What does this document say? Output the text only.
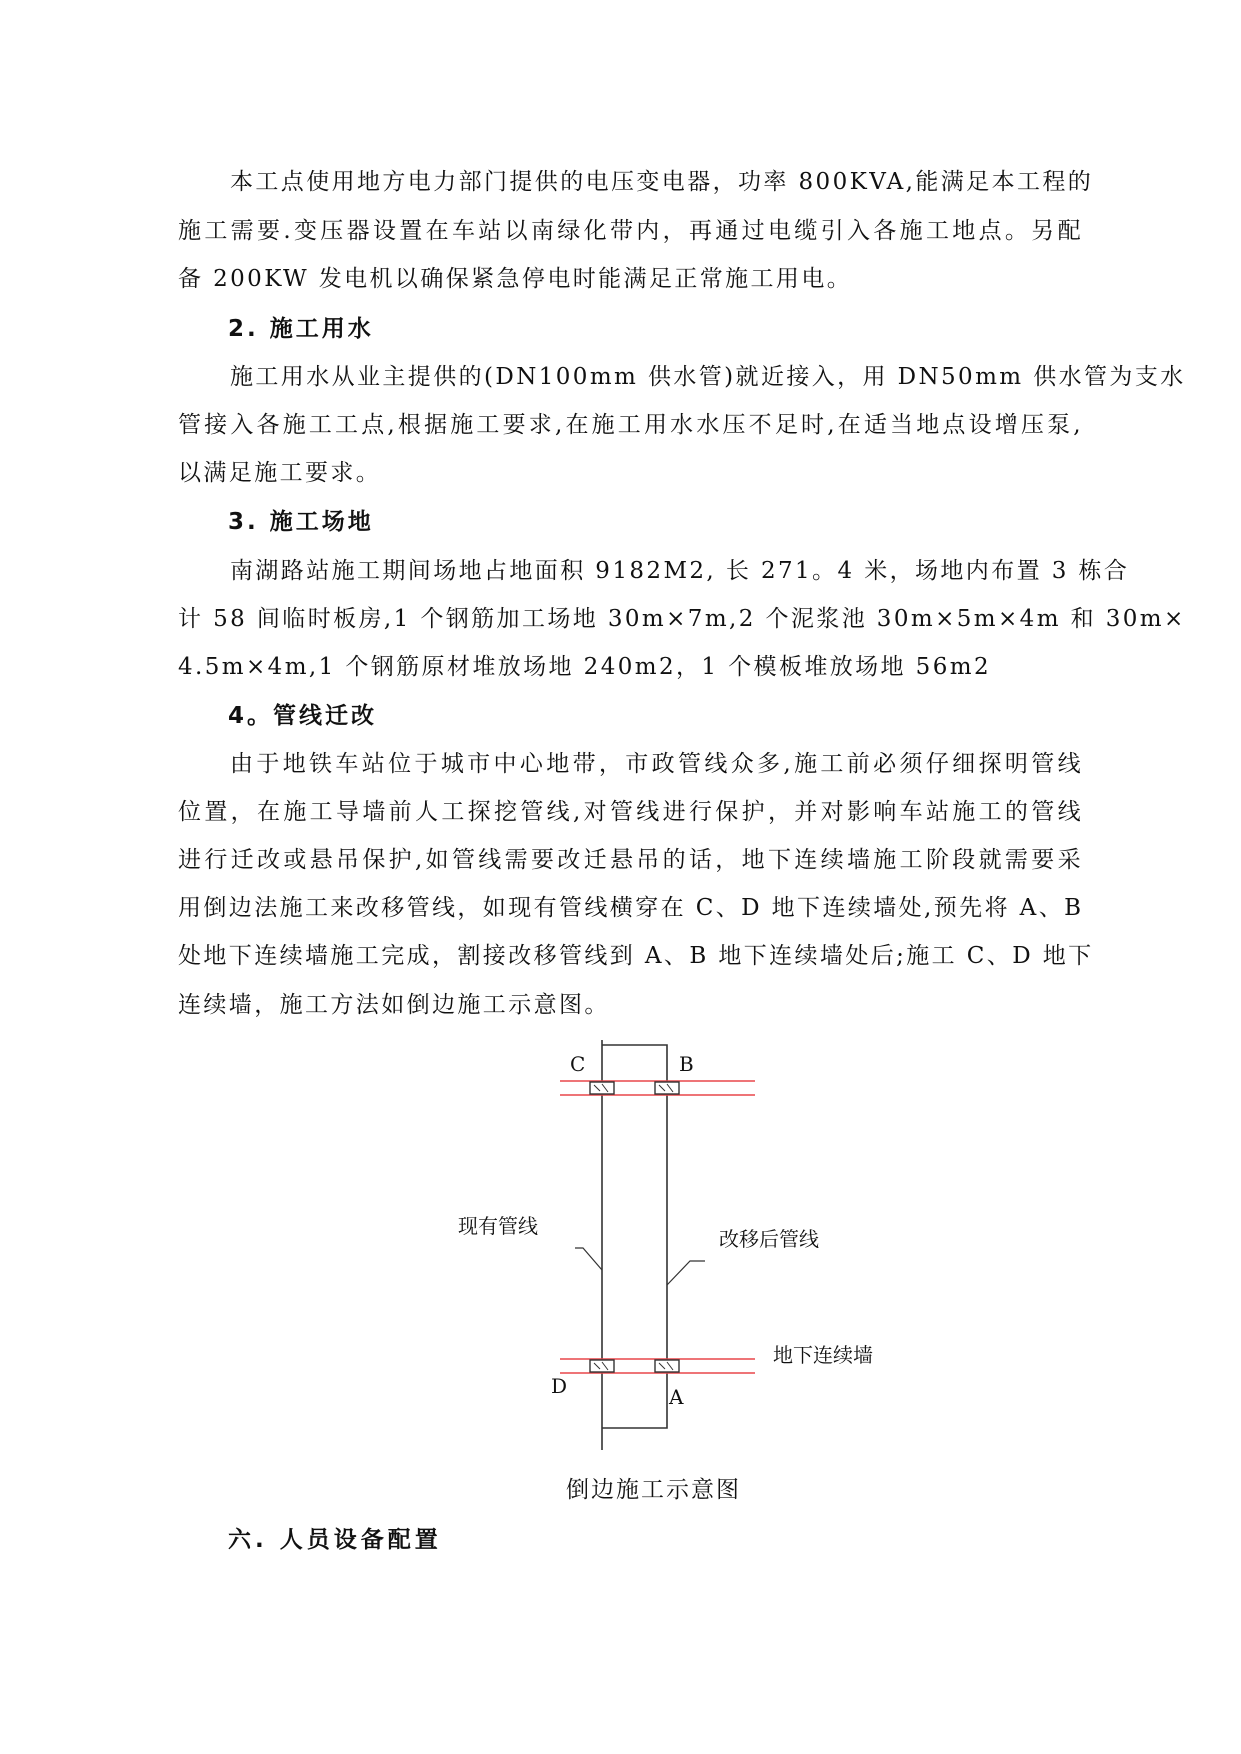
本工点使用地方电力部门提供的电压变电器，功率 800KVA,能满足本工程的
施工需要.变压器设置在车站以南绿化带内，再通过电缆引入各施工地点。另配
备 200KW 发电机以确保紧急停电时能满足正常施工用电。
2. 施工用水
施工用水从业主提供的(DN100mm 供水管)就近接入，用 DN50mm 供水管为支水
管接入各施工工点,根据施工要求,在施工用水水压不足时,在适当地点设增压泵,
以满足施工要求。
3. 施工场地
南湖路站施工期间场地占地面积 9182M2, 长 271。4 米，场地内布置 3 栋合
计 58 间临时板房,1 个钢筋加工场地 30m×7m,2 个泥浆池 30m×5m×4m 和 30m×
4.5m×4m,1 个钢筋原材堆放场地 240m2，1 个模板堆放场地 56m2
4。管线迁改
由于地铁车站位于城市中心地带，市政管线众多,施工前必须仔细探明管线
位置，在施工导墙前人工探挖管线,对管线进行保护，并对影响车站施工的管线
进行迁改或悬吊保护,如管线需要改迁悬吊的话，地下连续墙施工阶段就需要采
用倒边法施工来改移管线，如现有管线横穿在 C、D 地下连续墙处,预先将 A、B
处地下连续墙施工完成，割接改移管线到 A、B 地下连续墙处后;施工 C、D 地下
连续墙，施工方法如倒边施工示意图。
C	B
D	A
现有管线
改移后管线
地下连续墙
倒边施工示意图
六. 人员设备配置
+++
Set down all the data again exactly as above, pictures excluded.

Result of this task:
What does this document say? Output the text only.
本工点使用地方电力部门提供的电压变电器，功率 800KVA,能满足本工程的
施工需要.变压器设置在车站以南绿化带内，再通过电缆引入各施工地点。另配
备 200KW 发电机以确保紧急停电时能满足正常施工用电。
2. 施工用水
施工用水从业主提供的(DN100mm 供水管)就近接入，用 DN50mm 供水管为支水
管接入各施工工点,根据施工要求,在施工用水水压不足时,在适当地点设增压泵,
以满足施工要求。
3. 施工场地
南湖路站施工期间场地占地面积 9182M2, 长 271。4 米，场地内布置 3 栋合
计 58 间临时板房,1 个钢筋加工场地 30m×7m,2 个泥浆池 30m×5m×4m 和 30m×
4.5m×4m,1 个钢筋原材堆放场地 240m2，1 个模板堆放场地 56m2
4。管线迁改
由于地铁车站位于城市中心地带，市政管线众多,施工前必须仔细探明管线
位置，在施工导墙前人工探挖管线,对管线进行保护，并对影响车站施工的管线
进行迁改或悬吊保护,如管线需要改迁悬吊的话，地下连续墙施工阶段就需要采
用倒边法施工来改移管线，如现有管线横穿在 C、D 地下连续墙处,预先将 A、B
处地下连续墙施工完成，割接改移管线到 A、B 地下连续墙处后;施工 C、D 地下
连续墙，施工方法如倒边施工示意图。
C	B
D	A
现有管线
改移后管线
地下连续墙
倒边施工示意图
六. 人员设备配置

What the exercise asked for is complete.